→ **Problem to work on**
Determine the number of lines containing the word "ylabel". Reply with it and nothing else.

--- Data to process ---

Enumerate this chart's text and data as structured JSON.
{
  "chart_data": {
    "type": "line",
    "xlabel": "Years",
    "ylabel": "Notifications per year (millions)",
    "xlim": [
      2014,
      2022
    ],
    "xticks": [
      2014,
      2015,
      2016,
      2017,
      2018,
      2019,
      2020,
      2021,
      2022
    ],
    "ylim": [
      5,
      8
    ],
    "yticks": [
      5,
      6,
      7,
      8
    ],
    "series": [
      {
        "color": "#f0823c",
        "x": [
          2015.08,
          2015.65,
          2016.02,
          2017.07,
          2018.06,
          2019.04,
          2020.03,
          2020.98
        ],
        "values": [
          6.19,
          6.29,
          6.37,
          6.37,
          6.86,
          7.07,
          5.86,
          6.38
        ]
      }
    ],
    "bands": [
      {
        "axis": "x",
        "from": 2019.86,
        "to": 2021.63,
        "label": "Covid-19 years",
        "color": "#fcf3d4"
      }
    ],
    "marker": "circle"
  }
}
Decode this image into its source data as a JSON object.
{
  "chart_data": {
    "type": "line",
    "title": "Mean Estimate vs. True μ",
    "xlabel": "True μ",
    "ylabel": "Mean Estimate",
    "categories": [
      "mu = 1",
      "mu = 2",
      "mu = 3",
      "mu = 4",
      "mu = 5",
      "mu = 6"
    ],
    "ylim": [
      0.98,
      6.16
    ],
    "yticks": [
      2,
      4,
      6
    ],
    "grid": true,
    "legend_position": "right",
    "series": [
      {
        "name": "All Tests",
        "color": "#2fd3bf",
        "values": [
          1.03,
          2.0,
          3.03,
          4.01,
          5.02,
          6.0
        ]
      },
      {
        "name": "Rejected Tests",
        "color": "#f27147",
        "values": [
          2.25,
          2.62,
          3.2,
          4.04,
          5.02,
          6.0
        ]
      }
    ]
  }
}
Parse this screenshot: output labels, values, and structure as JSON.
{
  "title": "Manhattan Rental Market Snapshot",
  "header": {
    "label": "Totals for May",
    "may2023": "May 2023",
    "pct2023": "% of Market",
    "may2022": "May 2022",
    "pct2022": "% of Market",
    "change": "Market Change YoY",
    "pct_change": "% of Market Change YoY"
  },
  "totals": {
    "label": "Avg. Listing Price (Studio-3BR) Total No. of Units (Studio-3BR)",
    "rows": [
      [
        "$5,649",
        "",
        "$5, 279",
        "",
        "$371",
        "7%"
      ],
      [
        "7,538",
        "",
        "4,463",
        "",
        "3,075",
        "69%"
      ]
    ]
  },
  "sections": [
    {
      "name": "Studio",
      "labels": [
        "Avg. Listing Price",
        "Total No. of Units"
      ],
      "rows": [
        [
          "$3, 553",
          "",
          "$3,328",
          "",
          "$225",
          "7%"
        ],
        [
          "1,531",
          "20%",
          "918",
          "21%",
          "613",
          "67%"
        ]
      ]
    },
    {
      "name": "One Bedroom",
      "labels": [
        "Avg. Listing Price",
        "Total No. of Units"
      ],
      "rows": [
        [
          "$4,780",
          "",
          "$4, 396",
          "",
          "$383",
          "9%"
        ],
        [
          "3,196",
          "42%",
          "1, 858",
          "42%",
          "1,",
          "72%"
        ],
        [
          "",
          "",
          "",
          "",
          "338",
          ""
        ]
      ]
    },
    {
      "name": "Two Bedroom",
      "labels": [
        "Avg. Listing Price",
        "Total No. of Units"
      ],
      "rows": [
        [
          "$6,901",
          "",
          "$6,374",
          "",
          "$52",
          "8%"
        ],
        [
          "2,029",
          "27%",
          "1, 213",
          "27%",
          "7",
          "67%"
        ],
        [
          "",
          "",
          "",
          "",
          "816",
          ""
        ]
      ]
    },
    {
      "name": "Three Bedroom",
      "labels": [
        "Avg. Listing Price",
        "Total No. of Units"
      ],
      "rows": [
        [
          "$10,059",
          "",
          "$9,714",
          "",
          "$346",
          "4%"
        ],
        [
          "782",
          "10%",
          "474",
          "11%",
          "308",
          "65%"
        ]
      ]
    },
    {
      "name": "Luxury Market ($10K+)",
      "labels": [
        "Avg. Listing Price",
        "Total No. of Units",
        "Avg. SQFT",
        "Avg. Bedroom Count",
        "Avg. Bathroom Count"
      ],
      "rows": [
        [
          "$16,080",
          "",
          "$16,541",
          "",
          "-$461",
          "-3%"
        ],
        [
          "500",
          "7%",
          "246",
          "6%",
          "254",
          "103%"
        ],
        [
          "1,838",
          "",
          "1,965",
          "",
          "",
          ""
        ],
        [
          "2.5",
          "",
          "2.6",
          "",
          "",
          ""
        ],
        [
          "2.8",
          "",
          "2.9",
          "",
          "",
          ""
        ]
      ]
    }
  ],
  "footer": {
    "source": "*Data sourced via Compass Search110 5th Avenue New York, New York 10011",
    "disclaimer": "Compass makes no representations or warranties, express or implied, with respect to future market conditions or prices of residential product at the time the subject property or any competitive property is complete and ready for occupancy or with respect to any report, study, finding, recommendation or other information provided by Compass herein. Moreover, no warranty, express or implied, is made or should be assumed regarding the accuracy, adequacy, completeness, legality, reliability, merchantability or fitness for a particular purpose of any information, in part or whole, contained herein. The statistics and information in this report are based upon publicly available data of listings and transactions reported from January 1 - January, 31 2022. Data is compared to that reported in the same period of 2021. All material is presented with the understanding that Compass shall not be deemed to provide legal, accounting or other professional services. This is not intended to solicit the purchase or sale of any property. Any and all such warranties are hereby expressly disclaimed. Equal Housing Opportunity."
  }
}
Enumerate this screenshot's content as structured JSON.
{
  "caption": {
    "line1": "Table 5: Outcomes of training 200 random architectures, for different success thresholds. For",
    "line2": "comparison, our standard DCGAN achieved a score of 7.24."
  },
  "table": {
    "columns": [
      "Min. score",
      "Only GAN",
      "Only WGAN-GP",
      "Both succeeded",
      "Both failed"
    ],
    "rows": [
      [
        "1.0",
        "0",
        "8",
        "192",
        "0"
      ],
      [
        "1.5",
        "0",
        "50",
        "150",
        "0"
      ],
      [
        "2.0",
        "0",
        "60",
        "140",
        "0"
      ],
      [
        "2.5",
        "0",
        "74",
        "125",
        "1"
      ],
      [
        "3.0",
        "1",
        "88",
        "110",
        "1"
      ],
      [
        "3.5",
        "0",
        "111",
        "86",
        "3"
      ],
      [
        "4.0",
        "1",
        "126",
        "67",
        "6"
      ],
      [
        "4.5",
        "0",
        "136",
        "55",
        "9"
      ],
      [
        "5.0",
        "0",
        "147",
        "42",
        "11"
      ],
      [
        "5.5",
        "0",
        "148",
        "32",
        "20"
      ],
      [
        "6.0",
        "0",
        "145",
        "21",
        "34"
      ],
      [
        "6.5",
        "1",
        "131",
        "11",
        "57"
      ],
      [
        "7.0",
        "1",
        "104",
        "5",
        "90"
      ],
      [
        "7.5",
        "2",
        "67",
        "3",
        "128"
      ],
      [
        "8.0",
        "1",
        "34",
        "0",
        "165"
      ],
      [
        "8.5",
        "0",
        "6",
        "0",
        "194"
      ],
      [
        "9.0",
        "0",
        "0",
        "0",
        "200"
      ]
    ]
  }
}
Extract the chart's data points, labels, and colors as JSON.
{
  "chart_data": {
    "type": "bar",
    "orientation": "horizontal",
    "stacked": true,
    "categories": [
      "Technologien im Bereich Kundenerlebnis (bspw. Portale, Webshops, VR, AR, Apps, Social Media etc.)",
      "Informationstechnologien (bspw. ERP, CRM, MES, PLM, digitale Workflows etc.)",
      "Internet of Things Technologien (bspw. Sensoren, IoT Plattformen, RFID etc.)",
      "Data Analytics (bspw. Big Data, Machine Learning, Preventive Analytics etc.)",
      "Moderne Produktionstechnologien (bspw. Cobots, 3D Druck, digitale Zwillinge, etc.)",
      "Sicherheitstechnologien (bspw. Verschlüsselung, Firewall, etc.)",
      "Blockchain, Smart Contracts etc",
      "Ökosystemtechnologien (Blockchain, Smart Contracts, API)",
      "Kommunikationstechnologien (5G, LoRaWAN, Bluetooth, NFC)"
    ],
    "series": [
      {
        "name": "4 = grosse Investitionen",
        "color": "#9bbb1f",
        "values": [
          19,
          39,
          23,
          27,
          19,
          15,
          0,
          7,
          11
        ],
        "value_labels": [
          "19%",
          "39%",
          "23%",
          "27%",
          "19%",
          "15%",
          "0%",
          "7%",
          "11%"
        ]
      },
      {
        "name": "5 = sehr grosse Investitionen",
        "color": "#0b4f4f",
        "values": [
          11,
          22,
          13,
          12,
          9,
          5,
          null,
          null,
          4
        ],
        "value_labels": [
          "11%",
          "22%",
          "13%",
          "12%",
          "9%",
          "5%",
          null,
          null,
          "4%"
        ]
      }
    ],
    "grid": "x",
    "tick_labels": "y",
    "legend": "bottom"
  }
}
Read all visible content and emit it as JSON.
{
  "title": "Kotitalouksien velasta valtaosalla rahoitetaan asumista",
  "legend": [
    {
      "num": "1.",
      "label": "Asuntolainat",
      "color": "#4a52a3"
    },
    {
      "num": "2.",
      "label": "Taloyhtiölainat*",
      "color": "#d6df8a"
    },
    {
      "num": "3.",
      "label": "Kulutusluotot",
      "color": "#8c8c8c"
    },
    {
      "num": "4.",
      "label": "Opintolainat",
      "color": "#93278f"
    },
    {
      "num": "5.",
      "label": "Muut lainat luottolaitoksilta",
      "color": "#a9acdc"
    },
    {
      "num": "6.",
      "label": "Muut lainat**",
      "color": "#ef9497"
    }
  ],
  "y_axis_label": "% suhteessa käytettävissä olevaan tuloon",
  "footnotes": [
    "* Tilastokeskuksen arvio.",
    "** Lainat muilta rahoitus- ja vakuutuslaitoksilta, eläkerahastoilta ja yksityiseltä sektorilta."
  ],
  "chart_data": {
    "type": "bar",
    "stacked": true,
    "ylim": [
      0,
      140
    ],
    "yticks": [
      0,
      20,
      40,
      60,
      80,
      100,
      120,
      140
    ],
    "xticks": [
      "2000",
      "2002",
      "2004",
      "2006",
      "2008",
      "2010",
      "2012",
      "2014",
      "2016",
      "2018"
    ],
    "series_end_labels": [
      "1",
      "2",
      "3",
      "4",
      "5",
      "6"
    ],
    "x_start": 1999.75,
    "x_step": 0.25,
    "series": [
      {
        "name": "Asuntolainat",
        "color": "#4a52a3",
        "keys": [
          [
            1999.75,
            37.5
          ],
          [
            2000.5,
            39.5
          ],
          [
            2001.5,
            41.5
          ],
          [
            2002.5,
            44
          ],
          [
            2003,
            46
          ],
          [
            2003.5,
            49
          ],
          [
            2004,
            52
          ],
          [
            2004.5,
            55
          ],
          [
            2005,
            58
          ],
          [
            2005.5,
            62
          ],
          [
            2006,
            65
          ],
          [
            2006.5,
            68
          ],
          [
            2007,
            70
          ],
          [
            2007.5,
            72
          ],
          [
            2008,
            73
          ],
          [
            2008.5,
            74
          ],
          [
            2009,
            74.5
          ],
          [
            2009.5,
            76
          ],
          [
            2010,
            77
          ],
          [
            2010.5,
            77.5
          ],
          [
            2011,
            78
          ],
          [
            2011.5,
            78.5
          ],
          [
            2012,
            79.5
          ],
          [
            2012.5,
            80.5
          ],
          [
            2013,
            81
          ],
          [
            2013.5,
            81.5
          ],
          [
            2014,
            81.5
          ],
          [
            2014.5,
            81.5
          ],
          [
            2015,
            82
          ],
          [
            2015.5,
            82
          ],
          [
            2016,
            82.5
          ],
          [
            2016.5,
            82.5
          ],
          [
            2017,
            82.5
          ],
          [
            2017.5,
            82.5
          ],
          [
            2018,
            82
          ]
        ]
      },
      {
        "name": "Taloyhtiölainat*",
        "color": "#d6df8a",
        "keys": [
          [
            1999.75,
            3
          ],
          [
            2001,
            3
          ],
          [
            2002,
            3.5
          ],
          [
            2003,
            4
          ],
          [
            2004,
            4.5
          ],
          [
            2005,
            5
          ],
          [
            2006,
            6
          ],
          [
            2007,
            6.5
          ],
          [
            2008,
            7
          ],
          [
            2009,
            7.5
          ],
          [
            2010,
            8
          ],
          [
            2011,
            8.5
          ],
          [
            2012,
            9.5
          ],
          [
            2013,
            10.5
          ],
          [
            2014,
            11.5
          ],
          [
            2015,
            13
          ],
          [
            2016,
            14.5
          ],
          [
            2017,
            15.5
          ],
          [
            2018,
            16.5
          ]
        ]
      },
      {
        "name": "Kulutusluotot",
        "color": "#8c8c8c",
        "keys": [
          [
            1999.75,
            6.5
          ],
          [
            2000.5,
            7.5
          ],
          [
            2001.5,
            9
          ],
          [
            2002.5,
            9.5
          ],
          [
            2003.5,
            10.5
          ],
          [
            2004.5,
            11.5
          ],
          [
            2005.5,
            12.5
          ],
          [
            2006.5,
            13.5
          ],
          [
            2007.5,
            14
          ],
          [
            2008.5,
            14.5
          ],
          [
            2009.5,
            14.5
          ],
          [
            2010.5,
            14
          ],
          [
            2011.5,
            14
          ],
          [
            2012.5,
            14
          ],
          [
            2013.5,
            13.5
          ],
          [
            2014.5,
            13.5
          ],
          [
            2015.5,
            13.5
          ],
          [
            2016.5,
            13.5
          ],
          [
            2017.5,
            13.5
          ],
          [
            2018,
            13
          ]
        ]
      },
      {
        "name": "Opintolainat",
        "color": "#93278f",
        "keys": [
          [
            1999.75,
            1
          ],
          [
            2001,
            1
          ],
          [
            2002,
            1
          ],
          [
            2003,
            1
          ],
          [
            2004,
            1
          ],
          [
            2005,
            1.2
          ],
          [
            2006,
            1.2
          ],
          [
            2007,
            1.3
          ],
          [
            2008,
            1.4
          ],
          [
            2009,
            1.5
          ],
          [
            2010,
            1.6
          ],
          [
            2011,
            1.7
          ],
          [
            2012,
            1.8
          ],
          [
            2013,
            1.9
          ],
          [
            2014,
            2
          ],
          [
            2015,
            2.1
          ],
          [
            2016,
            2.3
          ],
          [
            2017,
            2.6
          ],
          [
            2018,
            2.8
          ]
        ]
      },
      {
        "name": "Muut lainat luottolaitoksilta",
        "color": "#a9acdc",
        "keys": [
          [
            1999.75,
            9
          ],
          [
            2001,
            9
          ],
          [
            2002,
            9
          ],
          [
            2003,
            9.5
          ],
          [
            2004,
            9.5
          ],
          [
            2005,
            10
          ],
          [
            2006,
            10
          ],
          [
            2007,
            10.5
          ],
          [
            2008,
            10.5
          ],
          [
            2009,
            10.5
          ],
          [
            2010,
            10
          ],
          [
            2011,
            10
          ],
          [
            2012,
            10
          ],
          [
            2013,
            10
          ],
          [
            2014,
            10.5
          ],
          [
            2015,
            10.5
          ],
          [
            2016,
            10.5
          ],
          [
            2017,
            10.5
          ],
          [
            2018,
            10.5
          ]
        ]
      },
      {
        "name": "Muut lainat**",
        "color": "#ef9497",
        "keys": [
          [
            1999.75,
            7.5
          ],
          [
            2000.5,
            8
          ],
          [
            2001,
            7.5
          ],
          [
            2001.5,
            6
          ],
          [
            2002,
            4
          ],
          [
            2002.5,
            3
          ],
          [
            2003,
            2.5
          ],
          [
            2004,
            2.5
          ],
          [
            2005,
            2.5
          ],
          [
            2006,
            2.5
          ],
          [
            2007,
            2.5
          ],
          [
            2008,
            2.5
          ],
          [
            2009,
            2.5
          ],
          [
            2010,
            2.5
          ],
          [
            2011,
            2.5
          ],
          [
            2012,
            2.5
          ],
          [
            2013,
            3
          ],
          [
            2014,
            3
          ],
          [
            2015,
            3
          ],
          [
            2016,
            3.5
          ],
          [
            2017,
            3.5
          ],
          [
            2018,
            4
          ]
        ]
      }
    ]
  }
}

---

→ **Exercise answer**
2